##### SUPPLIED MATERIAL

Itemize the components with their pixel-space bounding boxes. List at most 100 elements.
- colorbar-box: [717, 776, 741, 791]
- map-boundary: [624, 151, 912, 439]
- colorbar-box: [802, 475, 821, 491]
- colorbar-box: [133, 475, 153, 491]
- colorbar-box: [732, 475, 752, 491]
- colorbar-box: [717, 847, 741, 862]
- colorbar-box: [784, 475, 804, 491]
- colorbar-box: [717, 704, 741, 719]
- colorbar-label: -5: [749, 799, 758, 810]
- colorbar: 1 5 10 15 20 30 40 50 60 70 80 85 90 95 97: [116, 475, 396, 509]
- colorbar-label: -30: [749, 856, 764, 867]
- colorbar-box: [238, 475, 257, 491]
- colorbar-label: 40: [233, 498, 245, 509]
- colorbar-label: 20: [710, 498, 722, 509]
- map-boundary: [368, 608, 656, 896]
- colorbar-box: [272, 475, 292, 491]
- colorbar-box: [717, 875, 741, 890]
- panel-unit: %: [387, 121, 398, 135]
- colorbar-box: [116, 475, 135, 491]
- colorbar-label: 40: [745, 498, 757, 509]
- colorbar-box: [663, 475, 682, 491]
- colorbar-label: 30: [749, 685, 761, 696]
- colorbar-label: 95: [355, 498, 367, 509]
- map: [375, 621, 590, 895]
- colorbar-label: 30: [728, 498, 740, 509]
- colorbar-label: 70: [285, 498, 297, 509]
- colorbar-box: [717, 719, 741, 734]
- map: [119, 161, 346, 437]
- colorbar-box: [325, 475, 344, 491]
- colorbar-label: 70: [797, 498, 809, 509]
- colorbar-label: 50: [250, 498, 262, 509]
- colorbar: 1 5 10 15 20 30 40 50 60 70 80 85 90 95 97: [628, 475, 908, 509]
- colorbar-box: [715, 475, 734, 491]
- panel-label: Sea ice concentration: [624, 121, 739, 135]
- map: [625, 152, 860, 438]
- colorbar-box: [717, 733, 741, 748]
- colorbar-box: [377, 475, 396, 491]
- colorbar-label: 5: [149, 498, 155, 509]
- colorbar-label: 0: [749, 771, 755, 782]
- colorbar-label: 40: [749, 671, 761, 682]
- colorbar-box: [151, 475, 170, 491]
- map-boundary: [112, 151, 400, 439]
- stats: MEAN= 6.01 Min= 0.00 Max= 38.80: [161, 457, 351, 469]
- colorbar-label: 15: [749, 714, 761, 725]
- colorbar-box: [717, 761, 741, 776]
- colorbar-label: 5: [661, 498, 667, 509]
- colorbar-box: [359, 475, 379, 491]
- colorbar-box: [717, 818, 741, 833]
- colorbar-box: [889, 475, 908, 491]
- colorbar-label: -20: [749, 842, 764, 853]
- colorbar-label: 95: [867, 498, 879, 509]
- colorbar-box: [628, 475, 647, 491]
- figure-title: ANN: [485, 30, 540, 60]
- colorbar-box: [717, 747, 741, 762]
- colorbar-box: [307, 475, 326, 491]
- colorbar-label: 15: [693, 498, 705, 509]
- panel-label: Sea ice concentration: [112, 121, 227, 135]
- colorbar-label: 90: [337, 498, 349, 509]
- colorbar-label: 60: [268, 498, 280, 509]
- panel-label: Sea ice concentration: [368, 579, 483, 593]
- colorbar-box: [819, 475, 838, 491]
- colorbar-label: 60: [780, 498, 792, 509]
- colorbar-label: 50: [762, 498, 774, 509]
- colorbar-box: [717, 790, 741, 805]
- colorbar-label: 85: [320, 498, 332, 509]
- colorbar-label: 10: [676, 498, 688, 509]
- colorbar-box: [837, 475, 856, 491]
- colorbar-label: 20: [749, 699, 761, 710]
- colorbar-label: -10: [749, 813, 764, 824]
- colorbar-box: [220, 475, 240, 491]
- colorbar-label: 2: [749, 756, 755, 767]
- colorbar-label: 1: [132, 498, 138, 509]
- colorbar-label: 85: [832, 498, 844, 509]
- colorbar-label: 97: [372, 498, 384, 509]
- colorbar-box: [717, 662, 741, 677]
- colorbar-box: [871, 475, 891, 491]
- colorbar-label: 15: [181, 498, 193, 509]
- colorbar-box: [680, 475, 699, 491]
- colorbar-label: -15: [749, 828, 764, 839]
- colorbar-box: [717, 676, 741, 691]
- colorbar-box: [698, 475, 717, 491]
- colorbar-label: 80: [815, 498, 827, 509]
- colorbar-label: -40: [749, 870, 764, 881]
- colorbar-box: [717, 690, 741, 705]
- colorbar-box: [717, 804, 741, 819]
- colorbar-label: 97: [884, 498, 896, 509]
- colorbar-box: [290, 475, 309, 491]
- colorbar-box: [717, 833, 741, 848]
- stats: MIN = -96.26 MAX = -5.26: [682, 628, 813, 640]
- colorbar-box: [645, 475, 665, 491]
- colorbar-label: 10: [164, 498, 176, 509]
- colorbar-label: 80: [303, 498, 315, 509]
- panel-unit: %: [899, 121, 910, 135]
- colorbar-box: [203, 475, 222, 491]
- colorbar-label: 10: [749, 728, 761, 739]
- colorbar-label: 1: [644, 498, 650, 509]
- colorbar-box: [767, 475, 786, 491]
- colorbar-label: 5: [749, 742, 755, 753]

##########

▶ **AIM OF THE EXERCISE**: Arrange all of the rows above as a numbered list, omitting any blank lines.

▶ **FINISHED ANSWER**:
1. Itemize the components with their pixel-space bounding boxes. List at most 100 elements.
2. - colorbar-box: [717, 776, 741, 791]
3. - map-boundary: [624, 151, 912, 439]
4. - colorbar-box: [802, 475, 821, 491]
5. - colorbar-box: [133, 475, 153, 491]
6. - colorbar-box: [732, 475, 752, 491]
7. - colorbar-box: [717, 847, 741, 862]
8. - colorbar-box: [784, 475, 804, 491]
9. - colorbar-box: [717, 704, 741, 719]
10. - colorbar-label: -5: [749, 799, 758, 810]
11. - colorbar: 1 5 10 15 20 30 40 50 60 70 80 85 90 95 97: [116, 475, 396, 509]
12. - colorbar-label: -30: [749, 856, 764, 867]
13. - colorbar-box: [238, 475, 257, 491]
14. - colorbar-label: 40: [233, 498, 245, 509]
15. - colorbar-label: 20: [710, 498, 722, 509]
16. - map-boundary: [368, 608, 656, 896]
17. - colorbar-box: [272, 475, 292, 491]
18. - colorbar-box: [717, 875, 741, 890]
19. - panel-unit: %: [387, 121, 398, 135]
20. - colorbar-box: [116, 475, 135, 491]
21. - colorbar-label: 40: [745, 498, 757, 509]
22. - colorbar-box: [663, 475, 682, 491]
23. - colorbar-label: 30: [749, 685, 761, 696]
24. - colorbar-label: 95: [355, 498, 367, 509]
25. - map: [375, 621, 590, 895]
26. - colorbar-label: 30: [728, 498, 740, 509]
27. - colorbar-label: 70: [285, 498, 297, 509]
28. - colorbar-box: [717, 719, 741, 734]
29. - map: [119, 161, 346, 437]
30. - colorbar-box: [325, 475, 344, 491]
31. - colorbar-label: 70: [797, 498, 809, 509]
32. - colorbar-label: 50: [250, 498, 262, 509]
33. - colorbar: 1 5 10 15 20 30 40 50 60 70 80 85 90 95 97: [628, 475, 908, 509]
34. - colorbar-box: [715, 475, 734, 491]
35. - panel-label: Sea ice concentration: [624, 121, 739, 135]
36. - map: [625, 152, 860, 438]
37. - colorbar-box: [717, 733, 741, 748]
38. - colorbar-box: [377, 475, 396, 491]
39. - colorbar-label: 5: [149, 498, 155, 509]
40. - colorbar-label: 0: [749, 771, 755, 782]
41. - colorbar-label: 40: [749, 671, 761, 682]
42. - colorbar-box: [151, 475, 170, 491]
43. - map-boundary: [112, 151, 400, 439]
44. - stats: MEAN= 6.01 Min= 0.00 Max= 38.80: [161, 457, 351, 469]
45. - colorbar-label: 15: [749, 714, 761, 725]
46. - colorbar-box: [717, 761, 741, 776]
47. - colorbar-label: 5: [661, 498, 667, 509]
48. - colorbar-box: [359, 475, 379, 491]
49. - colorbar-box: [717, 818, 741, 833]
50. - colorbar-box: [889, 475, 908, 491]
51. - colorbar-label: -20: [749, 842, 764, 853]
52. - colorbar-label: 95: [867, 498, 879, 509]
53. - colorbar-box: [628, 475, 647, 491]
54. - figure-title: ANN: [485, 30, 540, 60]
55. - colorbar-box: [717, 747, 741, 762]
56. - colorbar-box: [307, 475, 326, 491]
57. - colorbar-label: 15: [693, 498, 705, 509]
58. - panel-label: Sea ice concentration: [112, 121, 227, 135]
59. - colorbar-label: 90: [337, 498, 349, 509]
60. - colorbar-label: 60: [268, 498, 280, 509]
61. - panel-label: Sea ice concentration: [368, 579, 483, 593]
62. - colorbar-box: [819, 475, 838, 491]
63. - colorbar-label: 60: [780, 498, 792, 509]
64. - colorbar-label: 50: [762, 498, 774, 509]
65. - colorbar-box: [717, 790, 741, 805]
66. - colorbar-label: 85: [320, 498, 332, 509]
67. - colorbar-label: 10: [676, 498, 688, 509]
68. - colorbar-box: [837, 475, 856, 491]
69. - colorbar-label: 20: [749, 699, 761, 710]
70. - colorbar-label: -10: [749, 813, 764, 824]
71. - colorbar-box: [220, 475, 240, 491]
72. - colorbar-label: 2: [749, 756, 755, 767]
73. - colorbar-label: 1: [132, 498, 138, 509]
74. - colorbar-label: 85: [832, 498, 844, 509]
75. - colorbar-label: 97: [372, 498, 384, 509]
76. - colorbar-box: [717, 662, 741, 677]
77. - colorbar-box: [871, 475, 891, 491]
78. - colorbar-label: 15: [181, 498, 193, 509]
79. - colorbar-box: [680, 475, 699, 491]
80. - colorbar-label: -15: [749, 828, 764, 839]
81. - colorbar-box: [717, 676, 741, 691]
82. - colorbar-box: [698, 475, 717, 491]
83. - colorbar-label: 80: [815, 498, 827, 509]
84. - colorbar-label: -40: [749, 870, 764, 881]
85. - colorbar-box: [717, 690, 741, 705]
86. - colorbar-box: [717, 804, 741, 819]
87. - colorbar-label: 97: [884, 498, 896, 509]
88. - colorbar-box: [290, 475, 309, 491]
89. - colorbar-box: [717, 833, 741, 848]
90. - stats: MIN = -96.26 MAX = -5.26: [682, 628, 813, 640]
91. - colorbar-box: [645, 475, 665, 491]
92. - colorbar-label: 10: [164, 498, 176, 509]
93. - colorbar-label: 80: [303, 498, 315, 509]
94. - panel-unit: %: [899, 121, 910, 135]
95. - colorbar-box: [203, 475, 222, 491]
96. - colorbar-label: 10: [749, 728, 761, 739]
97. - colorbar-label: 1: [644, 498, 650, 509]
98. - colorbar-box: [767, 475, 786, 491]
99. - colorbar-label: 5: [749, 742, 755, 753]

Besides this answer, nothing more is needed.